EXERCISE GOAL: List all lines in the material below that contain "ἴδιο".

++++ ROWS

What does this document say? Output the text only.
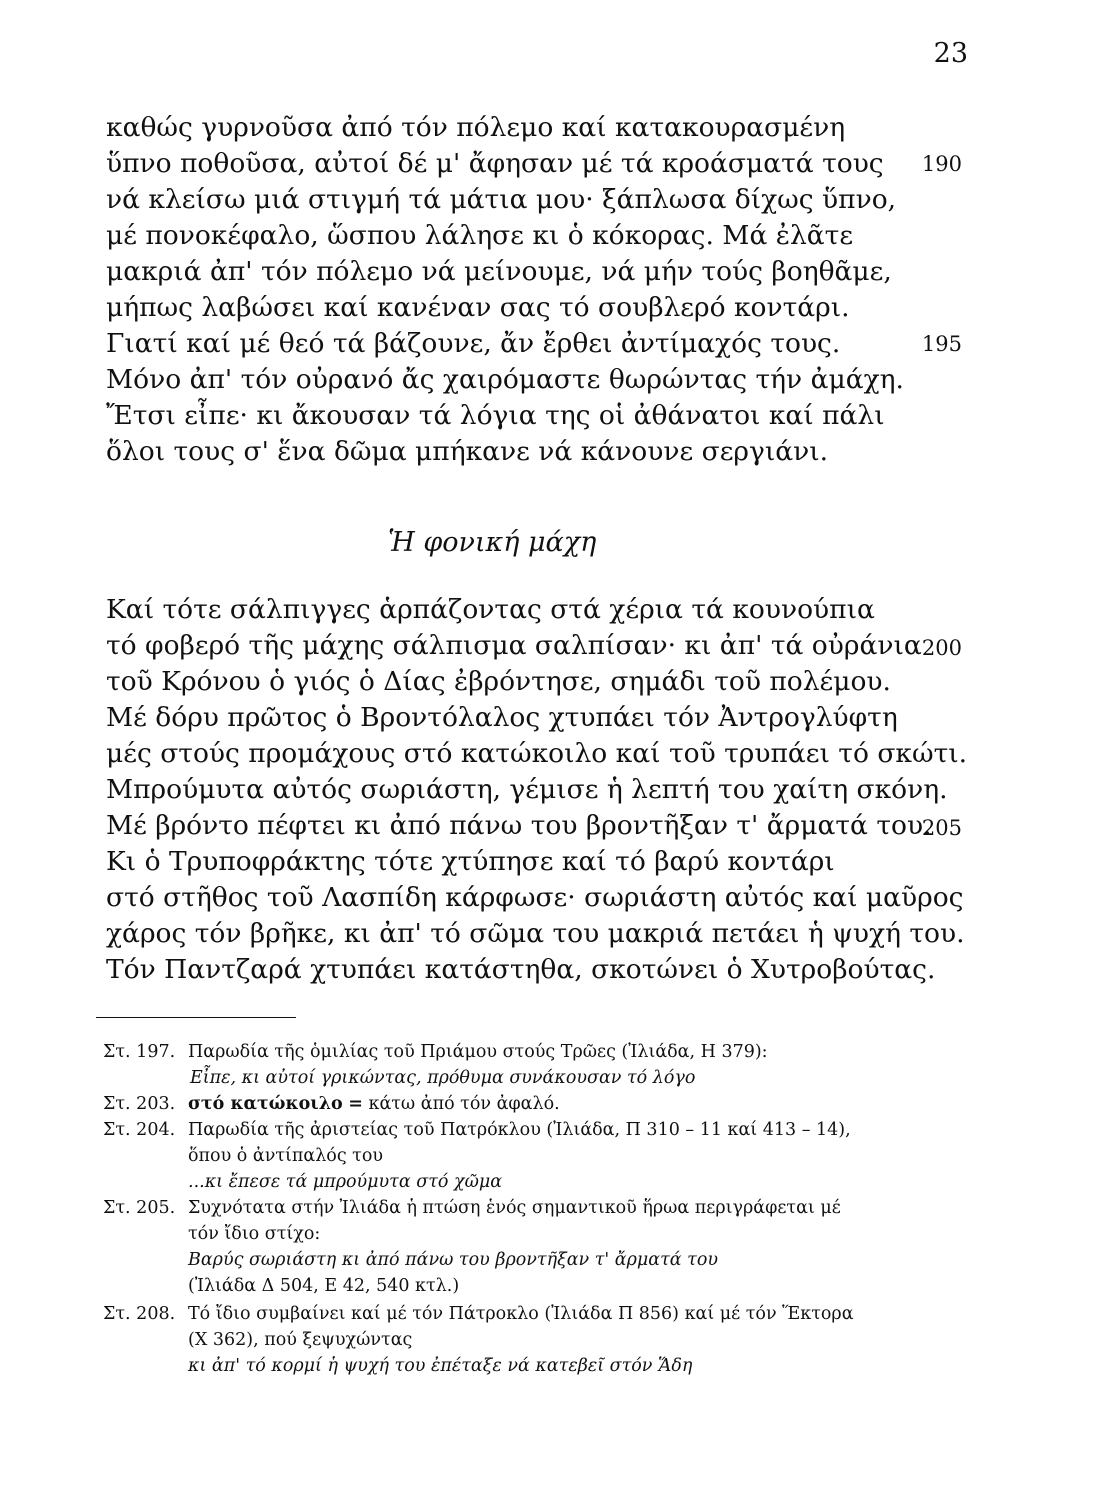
23
καθώς γυρνοῦσα ἀπό τόν πόλεμο καί κατακουρασμένη
ὕπνο ποθοῦσα, αὐτοί δέ μ' ἄφησαν μέ τά κροάσματά τους
νά κλείσω μιά στιγμή τά μάτια μου· ξάπλωσα δίχως ὕπνο,
μέ πονοκέφαλο, ὥσπου λάλησε κι ὁ κόκορας. Μά ἐλᾶτε
μακριά ἀπ' τόν πόλεμο νά μείνουμε, νά μήν τούς βοηθᾶμε,
μήπως λαβώσει καί κανέναν σας τό σουβλερό κοντάρι.
Γιατί καί μέ θεό τά βάζουνε, ἄν ἔρθει ἀντίμαχός τους.
Μόνο ἀπ' τόν οὐρανό ἄς χαιρόμαστε θωρώντας τήν ἀμάχη.
Ἔτσι εἶπε· κι ἄκουσαν τά λόγια της οἱ ἀθάνατοι καί πάλι
ὅλοι τους σ' ἕνα δῶμα μπήκανε νά κάνουνε σεργιάνι.
190
195
Ἡ φονική μάχη
Καί τότε σάλπιγγες ἁρπάζοντας στά χέρια τά κουνούπια
τό φοβερό τῆς μάχης σάλπισμα σαλπίσαν· κι ἀπ' τά οὐράνια
τοῦ Κρόνου ὁ γιός ὁ Δίας ἐβρόντησε, σημάδι τοῦ πολέμου.
Μέ δόρυ πρῶτος ὁ Βροντόλαλος χτυπάει τόν Ἀντρογλύφτη
μές στούς προμάχους στό κατώκοιλο καί τοῦ τρυπάει τό σκώτι.
Μπρούμυτα αὐτός σωριάστη, γέμισε ἡ λεπτή του χαίτη σκόνη.
Μέ βρόντο πέφτει κι ἀπό πάνω του βροντῆξαν τ' ἄρματά του.
Κι ὁ Τρυποφράκτης τότε χτύπησε καί τό βαρύ κοντάρι
στό στῆθος τοῦ Λασπίδη κάρφωσε· σωριάστη αὐτός καί μαῦρος
χάρος τόν βρῆκε, κι ἀπ' τό σῶμα του μακριά πετάει ἡ ψυχή του.
Τόν Παντζαρά χτυπάει κατάστηθα, σκοτώνει ὁ Χυτροβούτας.
200
205
Στ. 197. Παρωδία τῆς ὁμιλίας τοῦ Πριάμου στούς Τρῶες (Ἰλιάδα, Η 379):
Εἶπε, κι αὐτοί γρικώντας, πρόθυμα συνάκουσαν τό λόγο
Στ. 203. στό κατώκοιλο = κάτω ἀπό τόν ἀφαλό.
Στ. 204. Παρωδία τῆς ἀριστείας τοῦ Πατρόκλου (Ἰλιάδα, Π 310 – 11 καί 413 – 14),
ὅπου ὁ ἀντίπαλός του
...κι ἔπεσε τά μπρούμυτα στό χῶμα
Στ. 205. Συχνότατα στήν Ἰλιάδα ἡ πτώση ἑνός σημαντικοῦ ἥρωα περιγράφεται μέ
τόν ἴδιο στίχο:
Βαρύς σωριάστη κι ἀπό πάνω του βροντῆξαν τ' ἄρματά του
(Ἰλιάδα Δ 504, Ε 42, 540 κτλ.)
Στ. 208. Τό ἴδιο συμβαίνει καί μέ τόν Πάτροκλο (Ἰλιάδα Π 856) καί μέ τόν Ἕκτορα
(Χ 362), πού ξεψυχώντας
κι ἀπ' τό κορμί ἡ ψυχή του ἐπέταξε νά κατεβεῖ στόν Ἅδη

++++++++

REPLY:
τόν ἴδιο στίχο:
Στ. 208. Τό ἴδιο συμβαίνει καί μέ τόν Πάτροκλο (Ἰλιάδα Π 856) καί μέ τόν Ἕκτορα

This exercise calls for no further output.